Objective: Search the material for the string "LABOUR", then return every line where it is found.

Provided entries:
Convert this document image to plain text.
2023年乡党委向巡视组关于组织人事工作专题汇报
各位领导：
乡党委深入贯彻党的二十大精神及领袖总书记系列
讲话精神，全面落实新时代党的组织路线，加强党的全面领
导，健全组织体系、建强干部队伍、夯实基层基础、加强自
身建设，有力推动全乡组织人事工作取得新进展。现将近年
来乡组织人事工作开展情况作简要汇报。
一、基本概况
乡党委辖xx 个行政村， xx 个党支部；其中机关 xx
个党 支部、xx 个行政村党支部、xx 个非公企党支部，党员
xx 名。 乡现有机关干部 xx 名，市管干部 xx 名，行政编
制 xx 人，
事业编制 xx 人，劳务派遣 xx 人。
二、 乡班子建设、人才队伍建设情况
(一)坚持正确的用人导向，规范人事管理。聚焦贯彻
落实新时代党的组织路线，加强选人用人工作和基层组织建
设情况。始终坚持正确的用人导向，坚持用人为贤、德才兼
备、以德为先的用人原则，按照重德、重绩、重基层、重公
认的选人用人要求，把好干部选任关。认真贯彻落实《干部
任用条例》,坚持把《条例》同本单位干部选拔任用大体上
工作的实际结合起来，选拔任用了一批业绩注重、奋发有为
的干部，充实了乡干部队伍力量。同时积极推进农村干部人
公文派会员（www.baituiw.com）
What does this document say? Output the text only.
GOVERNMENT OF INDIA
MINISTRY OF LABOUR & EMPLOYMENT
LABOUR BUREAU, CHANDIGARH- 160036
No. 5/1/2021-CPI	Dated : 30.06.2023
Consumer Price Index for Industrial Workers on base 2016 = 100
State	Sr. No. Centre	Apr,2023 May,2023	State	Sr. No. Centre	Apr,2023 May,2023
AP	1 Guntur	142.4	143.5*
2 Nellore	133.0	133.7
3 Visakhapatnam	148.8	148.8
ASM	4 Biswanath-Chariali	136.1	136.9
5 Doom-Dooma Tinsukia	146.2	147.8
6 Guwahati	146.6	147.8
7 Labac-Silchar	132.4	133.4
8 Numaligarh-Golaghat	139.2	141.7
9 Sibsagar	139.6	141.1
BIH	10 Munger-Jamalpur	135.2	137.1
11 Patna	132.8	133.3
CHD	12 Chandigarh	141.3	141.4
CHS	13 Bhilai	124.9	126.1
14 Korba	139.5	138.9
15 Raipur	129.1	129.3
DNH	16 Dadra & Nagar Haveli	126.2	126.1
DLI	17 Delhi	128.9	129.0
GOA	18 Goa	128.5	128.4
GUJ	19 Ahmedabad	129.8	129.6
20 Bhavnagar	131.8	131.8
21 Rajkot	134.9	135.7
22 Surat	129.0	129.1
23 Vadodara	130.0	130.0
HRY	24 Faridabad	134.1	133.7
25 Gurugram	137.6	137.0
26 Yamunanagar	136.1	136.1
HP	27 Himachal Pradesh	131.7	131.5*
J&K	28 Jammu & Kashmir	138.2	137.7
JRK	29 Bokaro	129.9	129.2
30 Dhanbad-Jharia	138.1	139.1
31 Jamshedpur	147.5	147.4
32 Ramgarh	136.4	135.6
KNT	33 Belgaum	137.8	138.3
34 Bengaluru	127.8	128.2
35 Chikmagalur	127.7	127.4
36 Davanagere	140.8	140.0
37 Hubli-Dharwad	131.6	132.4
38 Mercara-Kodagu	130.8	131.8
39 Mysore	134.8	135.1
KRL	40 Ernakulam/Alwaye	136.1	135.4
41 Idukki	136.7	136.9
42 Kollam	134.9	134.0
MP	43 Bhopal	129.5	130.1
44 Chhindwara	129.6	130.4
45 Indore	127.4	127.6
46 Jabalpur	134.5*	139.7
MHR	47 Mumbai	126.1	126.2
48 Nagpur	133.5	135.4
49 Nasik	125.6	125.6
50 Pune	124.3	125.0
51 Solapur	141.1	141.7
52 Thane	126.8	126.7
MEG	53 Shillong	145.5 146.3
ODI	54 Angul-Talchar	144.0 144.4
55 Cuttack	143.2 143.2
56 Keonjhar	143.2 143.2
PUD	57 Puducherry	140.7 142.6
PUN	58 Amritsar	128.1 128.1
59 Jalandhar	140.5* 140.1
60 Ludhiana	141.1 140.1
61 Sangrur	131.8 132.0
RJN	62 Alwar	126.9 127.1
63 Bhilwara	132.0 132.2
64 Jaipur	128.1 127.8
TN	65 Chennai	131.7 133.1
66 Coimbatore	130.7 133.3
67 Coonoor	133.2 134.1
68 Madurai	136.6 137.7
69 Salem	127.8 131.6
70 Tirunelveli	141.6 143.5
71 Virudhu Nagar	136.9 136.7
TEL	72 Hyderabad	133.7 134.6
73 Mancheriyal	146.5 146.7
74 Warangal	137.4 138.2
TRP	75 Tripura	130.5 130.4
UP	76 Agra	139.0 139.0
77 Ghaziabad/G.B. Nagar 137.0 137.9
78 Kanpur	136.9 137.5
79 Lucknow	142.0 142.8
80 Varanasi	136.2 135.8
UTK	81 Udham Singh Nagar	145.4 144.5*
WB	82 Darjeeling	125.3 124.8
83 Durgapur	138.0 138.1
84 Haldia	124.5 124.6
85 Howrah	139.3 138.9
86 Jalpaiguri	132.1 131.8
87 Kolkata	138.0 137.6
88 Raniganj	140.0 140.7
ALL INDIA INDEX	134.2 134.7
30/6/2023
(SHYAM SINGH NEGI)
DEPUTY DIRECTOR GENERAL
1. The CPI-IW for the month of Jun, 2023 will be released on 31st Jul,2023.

Finished answer:
MINISTRY OF LABOUR & EMPLOYMENT
LABOUR BUREAU, CHANDIGARH- 160036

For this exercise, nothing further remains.